Pick out the lines containing "form".
____
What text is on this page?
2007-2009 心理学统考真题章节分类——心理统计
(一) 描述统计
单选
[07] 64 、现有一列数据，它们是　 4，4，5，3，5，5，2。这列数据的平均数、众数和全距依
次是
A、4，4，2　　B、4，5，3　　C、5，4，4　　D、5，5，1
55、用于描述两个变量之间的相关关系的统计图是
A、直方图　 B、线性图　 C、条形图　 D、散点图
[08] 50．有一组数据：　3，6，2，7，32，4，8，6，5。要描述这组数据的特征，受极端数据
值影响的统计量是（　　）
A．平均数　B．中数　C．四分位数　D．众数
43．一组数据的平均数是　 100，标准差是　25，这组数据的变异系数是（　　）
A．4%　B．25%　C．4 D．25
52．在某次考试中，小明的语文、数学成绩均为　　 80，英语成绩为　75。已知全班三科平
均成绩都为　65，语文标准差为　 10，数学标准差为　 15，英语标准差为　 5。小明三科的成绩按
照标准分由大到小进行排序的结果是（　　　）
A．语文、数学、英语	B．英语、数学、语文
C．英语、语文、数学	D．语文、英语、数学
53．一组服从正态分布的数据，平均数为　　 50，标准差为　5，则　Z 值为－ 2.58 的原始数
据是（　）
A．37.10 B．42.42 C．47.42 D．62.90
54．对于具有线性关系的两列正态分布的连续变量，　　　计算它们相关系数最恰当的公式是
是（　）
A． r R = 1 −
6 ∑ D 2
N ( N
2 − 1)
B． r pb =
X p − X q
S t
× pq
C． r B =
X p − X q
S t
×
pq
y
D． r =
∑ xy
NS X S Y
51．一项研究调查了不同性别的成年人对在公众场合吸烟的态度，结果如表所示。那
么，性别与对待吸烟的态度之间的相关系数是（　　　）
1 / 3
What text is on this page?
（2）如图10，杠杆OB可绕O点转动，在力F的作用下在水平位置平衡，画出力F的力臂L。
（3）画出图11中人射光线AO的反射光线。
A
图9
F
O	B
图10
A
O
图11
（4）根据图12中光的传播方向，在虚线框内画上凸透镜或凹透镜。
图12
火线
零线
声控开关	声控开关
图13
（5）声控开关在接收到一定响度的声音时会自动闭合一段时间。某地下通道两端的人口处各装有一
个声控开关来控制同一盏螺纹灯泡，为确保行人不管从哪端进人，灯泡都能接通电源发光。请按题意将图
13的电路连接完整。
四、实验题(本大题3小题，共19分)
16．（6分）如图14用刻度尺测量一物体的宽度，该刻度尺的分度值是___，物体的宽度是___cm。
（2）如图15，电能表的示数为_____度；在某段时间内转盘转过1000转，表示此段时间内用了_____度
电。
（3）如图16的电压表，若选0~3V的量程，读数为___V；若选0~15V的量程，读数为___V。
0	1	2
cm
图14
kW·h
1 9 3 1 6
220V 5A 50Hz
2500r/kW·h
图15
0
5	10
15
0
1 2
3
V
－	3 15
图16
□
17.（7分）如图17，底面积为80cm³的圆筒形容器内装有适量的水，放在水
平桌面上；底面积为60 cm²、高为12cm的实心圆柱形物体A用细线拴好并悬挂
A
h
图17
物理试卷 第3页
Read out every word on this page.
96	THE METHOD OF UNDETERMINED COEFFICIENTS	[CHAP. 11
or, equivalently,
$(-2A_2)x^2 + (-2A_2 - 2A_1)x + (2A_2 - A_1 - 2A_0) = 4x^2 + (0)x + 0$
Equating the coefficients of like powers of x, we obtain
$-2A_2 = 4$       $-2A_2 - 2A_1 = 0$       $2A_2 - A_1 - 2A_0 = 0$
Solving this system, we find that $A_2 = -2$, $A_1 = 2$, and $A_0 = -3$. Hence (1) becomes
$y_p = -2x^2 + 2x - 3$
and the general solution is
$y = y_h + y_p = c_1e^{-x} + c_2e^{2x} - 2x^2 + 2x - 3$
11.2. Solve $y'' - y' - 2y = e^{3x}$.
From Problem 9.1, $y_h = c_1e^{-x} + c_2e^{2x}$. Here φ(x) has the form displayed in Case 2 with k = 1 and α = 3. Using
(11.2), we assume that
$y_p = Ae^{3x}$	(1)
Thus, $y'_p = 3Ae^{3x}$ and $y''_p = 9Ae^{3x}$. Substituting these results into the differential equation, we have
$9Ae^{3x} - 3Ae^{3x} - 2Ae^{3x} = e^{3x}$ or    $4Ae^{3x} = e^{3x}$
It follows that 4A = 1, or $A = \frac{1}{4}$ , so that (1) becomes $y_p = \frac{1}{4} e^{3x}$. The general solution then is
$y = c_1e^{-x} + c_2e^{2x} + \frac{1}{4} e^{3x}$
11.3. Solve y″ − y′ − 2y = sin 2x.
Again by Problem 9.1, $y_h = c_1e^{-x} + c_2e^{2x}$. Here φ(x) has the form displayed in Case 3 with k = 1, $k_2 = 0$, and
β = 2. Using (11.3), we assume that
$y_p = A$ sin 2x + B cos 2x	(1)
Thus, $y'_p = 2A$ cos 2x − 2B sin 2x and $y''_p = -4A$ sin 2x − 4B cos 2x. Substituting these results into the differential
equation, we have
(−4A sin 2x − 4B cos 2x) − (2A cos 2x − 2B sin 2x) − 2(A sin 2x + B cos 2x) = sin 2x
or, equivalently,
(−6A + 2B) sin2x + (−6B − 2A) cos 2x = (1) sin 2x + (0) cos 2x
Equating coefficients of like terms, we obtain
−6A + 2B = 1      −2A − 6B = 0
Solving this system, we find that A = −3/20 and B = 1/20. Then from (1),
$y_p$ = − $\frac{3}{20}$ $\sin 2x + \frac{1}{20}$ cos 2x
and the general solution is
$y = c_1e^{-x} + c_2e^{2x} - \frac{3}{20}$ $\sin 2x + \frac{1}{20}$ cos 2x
____
## PROBLEM SOLUTION
From Problem 9.1, $y_h = c_1e^{-x} + c_2e^{2x}$. Here φ(x) has the form displayed in Case 2 with k = 1 and α = 3. Using
Again by Problem 9.1, $y_h = c_1e^{-x} + c_2e^{2x}$. Here φ(x) has the form displayed in Case 3 with k = 1, $k_2 = 0$, and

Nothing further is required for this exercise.